=== Entries shown ===
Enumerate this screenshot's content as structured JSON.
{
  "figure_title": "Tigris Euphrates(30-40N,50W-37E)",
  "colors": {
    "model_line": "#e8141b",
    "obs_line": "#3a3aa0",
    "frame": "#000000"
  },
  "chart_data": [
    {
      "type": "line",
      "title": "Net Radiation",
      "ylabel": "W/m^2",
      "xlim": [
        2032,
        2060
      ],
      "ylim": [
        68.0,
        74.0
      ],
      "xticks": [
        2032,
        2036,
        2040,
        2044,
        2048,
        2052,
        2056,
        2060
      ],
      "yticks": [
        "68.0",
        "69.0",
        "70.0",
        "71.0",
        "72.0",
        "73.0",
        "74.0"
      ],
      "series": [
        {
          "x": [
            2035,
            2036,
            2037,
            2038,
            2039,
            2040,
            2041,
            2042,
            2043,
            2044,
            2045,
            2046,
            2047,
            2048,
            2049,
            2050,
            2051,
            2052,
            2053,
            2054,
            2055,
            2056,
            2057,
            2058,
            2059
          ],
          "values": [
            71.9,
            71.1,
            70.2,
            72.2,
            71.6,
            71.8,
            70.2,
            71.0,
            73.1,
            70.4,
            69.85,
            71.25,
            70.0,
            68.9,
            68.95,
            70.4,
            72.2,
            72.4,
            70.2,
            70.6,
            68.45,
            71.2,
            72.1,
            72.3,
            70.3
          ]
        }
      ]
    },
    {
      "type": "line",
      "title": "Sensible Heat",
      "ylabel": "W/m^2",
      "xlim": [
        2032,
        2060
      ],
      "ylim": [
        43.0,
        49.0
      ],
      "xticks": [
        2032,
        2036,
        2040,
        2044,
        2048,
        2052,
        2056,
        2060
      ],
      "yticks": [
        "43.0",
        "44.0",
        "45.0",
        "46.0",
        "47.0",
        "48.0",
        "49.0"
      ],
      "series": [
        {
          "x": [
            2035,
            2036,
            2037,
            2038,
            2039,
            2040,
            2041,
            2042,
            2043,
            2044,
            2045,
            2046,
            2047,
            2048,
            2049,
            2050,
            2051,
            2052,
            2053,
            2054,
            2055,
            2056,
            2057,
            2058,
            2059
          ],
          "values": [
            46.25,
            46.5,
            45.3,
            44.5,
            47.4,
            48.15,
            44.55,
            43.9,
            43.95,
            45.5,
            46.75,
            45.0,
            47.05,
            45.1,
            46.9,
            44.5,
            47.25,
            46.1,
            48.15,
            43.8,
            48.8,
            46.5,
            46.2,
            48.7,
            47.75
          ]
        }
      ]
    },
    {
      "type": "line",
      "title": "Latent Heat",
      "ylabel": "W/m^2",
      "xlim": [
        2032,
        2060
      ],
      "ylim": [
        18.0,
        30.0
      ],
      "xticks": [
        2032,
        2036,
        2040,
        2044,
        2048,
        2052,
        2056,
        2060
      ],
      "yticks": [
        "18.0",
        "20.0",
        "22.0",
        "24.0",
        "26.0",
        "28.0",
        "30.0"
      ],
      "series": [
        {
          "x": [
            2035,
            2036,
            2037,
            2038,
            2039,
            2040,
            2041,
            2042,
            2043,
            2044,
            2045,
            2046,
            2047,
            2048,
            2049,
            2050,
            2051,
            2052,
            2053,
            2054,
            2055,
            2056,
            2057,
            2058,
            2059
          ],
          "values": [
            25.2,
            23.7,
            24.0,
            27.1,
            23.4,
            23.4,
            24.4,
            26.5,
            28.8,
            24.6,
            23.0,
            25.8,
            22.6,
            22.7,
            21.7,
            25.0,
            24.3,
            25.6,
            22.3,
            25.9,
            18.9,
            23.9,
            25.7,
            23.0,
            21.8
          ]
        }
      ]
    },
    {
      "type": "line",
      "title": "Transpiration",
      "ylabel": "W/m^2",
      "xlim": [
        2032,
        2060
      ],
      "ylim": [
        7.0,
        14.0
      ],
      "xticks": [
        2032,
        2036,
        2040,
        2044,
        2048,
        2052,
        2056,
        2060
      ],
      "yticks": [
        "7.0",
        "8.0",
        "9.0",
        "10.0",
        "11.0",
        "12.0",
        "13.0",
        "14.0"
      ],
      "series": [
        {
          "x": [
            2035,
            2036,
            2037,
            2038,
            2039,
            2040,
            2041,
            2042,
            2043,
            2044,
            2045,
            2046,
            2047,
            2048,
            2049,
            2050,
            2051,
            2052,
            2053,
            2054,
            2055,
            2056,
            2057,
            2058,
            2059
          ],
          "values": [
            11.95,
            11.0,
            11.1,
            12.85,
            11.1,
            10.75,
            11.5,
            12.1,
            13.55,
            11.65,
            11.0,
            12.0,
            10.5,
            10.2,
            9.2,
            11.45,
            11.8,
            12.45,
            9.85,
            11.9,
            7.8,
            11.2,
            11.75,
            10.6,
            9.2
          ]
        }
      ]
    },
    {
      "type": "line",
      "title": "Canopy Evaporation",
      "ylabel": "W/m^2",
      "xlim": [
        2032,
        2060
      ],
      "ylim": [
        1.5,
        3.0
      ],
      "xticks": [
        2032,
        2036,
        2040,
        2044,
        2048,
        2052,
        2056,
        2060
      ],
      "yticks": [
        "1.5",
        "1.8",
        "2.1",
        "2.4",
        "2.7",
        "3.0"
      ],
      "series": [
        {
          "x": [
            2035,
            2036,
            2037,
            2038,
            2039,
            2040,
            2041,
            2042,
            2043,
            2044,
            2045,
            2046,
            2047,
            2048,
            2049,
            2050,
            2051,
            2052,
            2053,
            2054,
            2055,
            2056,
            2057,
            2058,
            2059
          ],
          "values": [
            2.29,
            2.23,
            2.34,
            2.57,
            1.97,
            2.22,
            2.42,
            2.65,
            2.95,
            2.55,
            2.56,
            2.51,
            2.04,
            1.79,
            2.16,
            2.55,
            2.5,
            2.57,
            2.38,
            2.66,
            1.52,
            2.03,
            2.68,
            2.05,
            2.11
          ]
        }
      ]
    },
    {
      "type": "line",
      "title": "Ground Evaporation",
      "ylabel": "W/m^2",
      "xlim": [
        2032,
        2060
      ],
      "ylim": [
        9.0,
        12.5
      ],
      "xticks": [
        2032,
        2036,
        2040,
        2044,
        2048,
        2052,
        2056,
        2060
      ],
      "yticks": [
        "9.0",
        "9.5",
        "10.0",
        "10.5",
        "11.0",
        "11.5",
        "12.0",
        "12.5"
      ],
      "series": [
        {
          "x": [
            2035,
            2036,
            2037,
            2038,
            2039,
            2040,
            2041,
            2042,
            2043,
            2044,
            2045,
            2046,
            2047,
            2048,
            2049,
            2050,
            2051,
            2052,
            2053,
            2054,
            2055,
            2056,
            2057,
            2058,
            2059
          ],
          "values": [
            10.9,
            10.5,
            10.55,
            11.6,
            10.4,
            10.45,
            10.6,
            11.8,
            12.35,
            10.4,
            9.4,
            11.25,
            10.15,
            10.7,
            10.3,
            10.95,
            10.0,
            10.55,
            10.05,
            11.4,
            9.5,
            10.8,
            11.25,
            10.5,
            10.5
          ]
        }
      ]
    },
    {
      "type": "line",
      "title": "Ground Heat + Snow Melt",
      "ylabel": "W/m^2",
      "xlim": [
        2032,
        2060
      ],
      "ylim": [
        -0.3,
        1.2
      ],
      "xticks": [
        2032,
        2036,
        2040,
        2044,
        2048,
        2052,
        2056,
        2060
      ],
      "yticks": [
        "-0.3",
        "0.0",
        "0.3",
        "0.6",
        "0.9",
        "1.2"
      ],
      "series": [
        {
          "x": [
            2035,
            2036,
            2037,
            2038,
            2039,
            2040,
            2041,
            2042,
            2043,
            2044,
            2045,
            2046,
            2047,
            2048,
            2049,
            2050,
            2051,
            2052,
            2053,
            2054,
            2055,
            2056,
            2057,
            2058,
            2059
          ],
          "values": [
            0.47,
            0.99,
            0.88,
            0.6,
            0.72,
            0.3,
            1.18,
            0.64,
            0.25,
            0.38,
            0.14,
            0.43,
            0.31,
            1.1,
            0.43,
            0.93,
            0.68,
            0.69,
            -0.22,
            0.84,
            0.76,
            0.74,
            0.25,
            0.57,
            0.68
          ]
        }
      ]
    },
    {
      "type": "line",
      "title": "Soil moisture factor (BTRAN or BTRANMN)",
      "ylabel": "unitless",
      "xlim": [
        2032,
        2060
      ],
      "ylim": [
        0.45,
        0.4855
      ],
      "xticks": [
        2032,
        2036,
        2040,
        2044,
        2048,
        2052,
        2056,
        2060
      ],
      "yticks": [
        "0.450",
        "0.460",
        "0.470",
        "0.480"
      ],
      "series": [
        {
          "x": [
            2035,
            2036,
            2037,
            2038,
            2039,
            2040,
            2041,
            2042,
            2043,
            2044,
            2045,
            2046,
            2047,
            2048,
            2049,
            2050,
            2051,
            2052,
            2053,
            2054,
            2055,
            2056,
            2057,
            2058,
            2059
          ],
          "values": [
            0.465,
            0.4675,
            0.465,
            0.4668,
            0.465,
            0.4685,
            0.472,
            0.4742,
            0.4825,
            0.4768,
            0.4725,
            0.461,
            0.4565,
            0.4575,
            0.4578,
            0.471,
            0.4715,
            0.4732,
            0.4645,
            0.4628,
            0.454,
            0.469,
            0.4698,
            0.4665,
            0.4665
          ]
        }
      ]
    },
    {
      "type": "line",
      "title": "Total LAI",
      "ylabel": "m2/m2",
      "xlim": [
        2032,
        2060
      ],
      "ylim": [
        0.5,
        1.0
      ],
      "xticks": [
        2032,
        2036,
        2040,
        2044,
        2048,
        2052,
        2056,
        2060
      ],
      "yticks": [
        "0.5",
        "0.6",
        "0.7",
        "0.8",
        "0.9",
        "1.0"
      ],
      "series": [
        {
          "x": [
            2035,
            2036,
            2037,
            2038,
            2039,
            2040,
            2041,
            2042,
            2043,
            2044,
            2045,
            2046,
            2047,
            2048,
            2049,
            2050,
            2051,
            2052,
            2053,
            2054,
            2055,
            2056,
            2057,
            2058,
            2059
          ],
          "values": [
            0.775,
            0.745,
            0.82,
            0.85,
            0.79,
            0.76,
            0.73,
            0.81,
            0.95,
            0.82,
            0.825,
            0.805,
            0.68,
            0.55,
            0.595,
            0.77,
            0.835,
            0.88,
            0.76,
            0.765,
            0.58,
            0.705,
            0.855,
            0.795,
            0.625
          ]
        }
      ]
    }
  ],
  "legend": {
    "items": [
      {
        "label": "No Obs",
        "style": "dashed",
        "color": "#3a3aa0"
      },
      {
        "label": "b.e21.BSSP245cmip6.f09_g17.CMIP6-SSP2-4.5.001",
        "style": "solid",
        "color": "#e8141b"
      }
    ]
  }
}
===
■ **Problem to solve**:
Filter the records, keeping only lines that contain "Evaporation", and show those lines.

■ **Answer**:
      "title": "Canopy Evaporation",
      "title": "Ground Evaporation",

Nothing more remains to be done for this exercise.